▸ **Your goal**
Output the data exactly, with every line intact.

:: Extracted data

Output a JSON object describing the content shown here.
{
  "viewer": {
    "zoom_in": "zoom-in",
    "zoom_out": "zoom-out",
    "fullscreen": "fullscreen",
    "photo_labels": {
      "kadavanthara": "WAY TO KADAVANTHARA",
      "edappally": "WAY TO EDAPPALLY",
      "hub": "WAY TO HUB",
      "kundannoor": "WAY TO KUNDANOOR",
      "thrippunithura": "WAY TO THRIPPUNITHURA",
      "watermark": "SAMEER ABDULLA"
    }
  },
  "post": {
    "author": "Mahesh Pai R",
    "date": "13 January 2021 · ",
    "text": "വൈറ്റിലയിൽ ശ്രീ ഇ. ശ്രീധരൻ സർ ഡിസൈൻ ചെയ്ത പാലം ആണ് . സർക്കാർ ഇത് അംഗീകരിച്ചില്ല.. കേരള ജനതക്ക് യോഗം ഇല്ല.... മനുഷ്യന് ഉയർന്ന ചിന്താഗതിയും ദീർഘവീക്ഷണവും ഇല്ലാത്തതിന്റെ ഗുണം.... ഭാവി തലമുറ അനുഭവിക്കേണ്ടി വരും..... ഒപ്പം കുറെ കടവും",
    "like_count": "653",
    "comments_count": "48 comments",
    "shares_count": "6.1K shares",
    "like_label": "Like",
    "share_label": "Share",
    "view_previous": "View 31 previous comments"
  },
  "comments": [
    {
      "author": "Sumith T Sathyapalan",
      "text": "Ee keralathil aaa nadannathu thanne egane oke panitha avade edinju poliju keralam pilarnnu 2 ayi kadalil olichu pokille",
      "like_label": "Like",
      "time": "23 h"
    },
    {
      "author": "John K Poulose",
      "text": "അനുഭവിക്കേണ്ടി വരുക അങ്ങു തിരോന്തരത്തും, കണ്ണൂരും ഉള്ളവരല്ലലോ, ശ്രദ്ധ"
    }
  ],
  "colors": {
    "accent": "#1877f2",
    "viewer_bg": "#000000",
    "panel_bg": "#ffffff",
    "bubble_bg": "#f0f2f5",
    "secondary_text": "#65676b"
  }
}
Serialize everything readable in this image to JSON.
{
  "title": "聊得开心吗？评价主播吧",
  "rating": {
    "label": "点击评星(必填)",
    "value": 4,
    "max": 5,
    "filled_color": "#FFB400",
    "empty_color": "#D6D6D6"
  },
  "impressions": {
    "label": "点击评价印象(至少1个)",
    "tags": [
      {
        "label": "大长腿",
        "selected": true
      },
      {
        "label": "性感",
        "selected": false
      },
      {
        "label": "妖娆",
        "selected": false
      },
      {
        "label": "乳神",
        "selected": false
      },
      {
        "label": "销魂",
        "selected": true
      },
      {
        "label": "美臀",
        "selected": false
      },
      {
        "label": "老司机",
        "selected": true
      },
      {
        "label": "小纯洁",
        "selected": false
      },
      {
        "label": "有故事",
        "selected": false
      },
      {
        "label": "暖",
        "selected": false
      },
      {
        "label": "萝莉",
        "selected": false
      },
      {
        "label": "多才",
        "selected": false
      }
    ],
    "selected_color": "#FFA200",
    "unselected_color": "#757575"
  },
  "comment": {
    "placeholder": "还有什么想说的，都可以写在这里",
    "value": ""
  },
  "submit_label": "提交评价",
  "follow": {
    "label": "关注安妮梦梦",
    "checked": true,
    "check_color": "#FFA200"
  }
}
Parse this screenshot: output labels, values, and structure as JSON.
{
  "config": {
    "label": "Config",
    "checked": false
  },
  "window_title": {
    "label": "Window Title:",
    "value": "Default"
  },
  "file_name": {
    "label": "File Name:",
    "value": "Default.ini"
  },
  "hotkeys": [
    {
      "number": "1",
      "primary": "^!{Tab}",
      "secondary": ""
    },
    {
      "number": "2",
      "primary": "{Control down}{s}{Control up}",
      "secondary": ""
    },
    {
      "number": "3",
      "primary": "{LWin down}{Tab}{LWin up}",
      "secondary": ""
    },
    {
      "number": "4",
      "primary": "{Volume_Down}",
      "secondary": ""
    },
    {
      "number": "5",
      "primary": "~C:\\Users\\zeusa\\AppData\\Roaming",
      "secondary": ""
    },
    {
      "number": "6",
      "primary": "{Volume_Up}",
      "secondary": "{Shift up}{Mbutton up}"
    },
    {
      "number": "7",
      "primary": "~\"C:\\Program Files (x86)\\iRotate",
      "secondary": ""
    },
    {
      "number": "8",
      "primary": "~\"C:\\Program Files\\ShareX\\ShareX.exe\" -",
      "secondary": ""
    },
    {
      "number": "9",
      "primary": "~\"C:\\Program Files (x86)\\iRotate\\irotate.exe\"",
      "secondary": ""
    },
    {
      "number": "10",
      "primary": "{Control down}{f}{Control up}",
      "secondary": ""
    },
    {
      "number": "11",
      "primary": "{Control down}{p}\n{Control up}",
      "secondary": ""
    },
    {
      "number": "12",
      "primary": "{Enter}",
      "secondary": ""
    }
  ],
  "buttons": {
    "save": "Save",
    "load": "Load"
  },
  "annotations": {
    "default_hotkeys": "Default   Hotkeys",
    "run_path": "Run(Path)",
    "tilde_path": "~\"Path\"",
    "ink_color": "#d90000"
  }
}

::::

▸ **Result of this exercise**
Output a JSON object describing the content shown here.
{
  "viewer": {
    "zoom_in": "zoom-in",
    "zoom_out": "zoom-out",
    "fullscreen": "fullscreen",
    "photo_labels": {
      "kadavanthara": "WAY TO KADAVANTHARA",
      "edappally": "WAY TO EDAPPALLY",
      "hub": "WAY TO HUB",
      "kundannoor": "WAY TO KUNDANOOR",
      "thrippunithura": "WAY TO THRIPPUNITHURA",
      "watermark": "SAMEER ABDULLA"
    }
  },
  "post": {
    "author": "Mahesh Pai R",
    "date": "13 January 2021 · ",
    "text": "വൈറ്റിലയിൽ ശ്രീ ഇ. ശ്രീധരൻ സർ ഡിസൈൻ ചെയ്ത പാലം ആണ് . സർക്കാർ ഇത് അംഗീകരിച്ചില്ല.. കേരള ജനതക്ക് യോഗം ഇല്ല.... മനുഷ്യന് ഉയർന്ന ചിന്താഗതിയും ദീർഘവീക്ഷണവും ഇല്ലാത്തതിന്റെ ഗുണം.... ഭാവി തലമുറ അനുഭവിക്കേണ്ടി വരും..... ഒപ്പം കുറെ കടവും",
    "like_count": "653",
    "comments_count": "48 comments",
    "shares_count": "6.1K shares",
    "like_label": "Like",
    "share_label": "Share",
    "view_previous": "View 31 previous comments"
  },
  "comments": [
    {
      "author": "Sumith T Sathyapalan",
      "text": "Ee keralathil aaa nadannathu thanne egane oke panitha avade edinju poliju keralam pilarnnu 2 ayi kadalil olichu pokille",
      "like_label": "Like",
      "time": "23 h"
    },
    {
      "author": "John K Poulose",
      "text": "അനുഭവിക്കേണ്ടി വരുക അങ്ങു തിരോന്തരത്തും, കണ്ണൂരും ഉള്ളവരല്ലലോ, ശ്രദ്ധ"
    }
  ],
  "colors": {
    "accent": "#1877f2",
    "viewer_bg": "#000000",
    "panel_bg": "#ffffff",
    "bubble_bg": "#f0f2f5",
    "secondary_text": "#65676b"
  }
}
Serialize everything readable in this image to JSON.
{
  "title": "聊得开心吗？评价主播吧",
  "rating": {
    "label": "点击评星(必填)",
    "value": 4,
    "max": 5,
    "filled_color": "#FFB400",
    "empty_color": "#D6D6D6"
  },
  "impressions": {
    "label": "点击评价印象(至少1个)",
    "tags": [
      {
        "label": "大长腿",
        "selected": true
      },
      {
        "label": "性感",
        "selected": false
      },
      {
        "label": "妖娆",
        "selected": false
      },
      {
        "label": "乳神",
        "selected": false
      },
      {
        "label": "销魂",
        "selected": true
      },
      {
        "label": "美臀",
        "selected": false
      },
      {
        "label": "老司机",
        "selected": true
      },
      {
        "label": "小纯洁",
        "selected": false
      },
      {
        "label": "有故事",
        "selected": false
      },
      {
        "label": "暖",
        "selected": false
      },
      {
        "label": "萝莉",
        "selected": false
      },
      {
        "label": "多才",
        "selected": false
      }
    ],
    "selected_color": "#FFA200",
    "unselected_color": "#757575"
  },
  "comment": {
    "placeholder": "还有什么想说的，都可以写在这里",
    "value": ""
  },
  "submit_label": "提交评价",
  "follow": {
    "label": "关注安妮梦梦",
    "checked": true,
    "check_color": "#FFA200"
  }
}
Parse this screenshot: output labels, values, and structure as JSON.
{
  "config": {
    "label": "Config",
    "checked": false
  },
  "window_title": {
    "label": "Window Title:",
    "value": "Default"
  },
  "file_name": {
    "label": "File Name:",
    "value": "Default.ini"
  },
  "hotkeys": [
    {
      "number": "1",
      "primary": "^!{Tab}",
      "secondary": ""
    },
    {
      "number": "2",
      "primary": "{Control down}{s}{Control up}",
      "secondary": ""
    },
    {
      "number": "3",
      "primary": "{LWin down}{Tab}{LWin up}",
      "secondary": ""
    },
    {
      "number": "4",
      "primary": "{Volume_Down}",
      "secondary": ""
    },
    {
      "number": "5",
      "primary": "~C:\\Users\\zeusa\\AppData\\Roaming",
      "secondary": ""
    },
    {
      "number": "6",
      "primary": "{Volume_Up}",
      "secondary": "{Shift up}{Mbutton up}"
    },
    {
      "number": "7",
      "primary": "~\"C:\\Program Files (x86)\\iRotate",
      "secondary": ""
    },
    {
      "number": "8",
      "primary": "~\"C:\\Program Files\\ShareX\\ShareX.exe\" -",
      "secondary": ""
    },
    {
      "number": "9",
      "primary": "~\"C:\\Program Files (x86)\\iRotate\\irotate.exe\"",
      "secondary": ""
    },
    {
      "number": "10",
      "primary": "{Control down}{f}{Control up}",
      "secondary": ""
    },
    {
      "number": "11",
      "primary": "{Control down}{p}\n{Control up}",
      "secondary": ""
    },
    {
      "number": "12",
      "primary": "{Enter}",
      "secondary": ""
    }
  ],
  "buttons": {
    "save": "Save",
    "load": "Load"
  },
  "annotations": {
    "default_hotkeys": "Default   Hotkeys",
    "run_path": "Run(Path)",
    "tilde_path": "~\"Path\"",
    "ink_color": "#d90000"
  }
}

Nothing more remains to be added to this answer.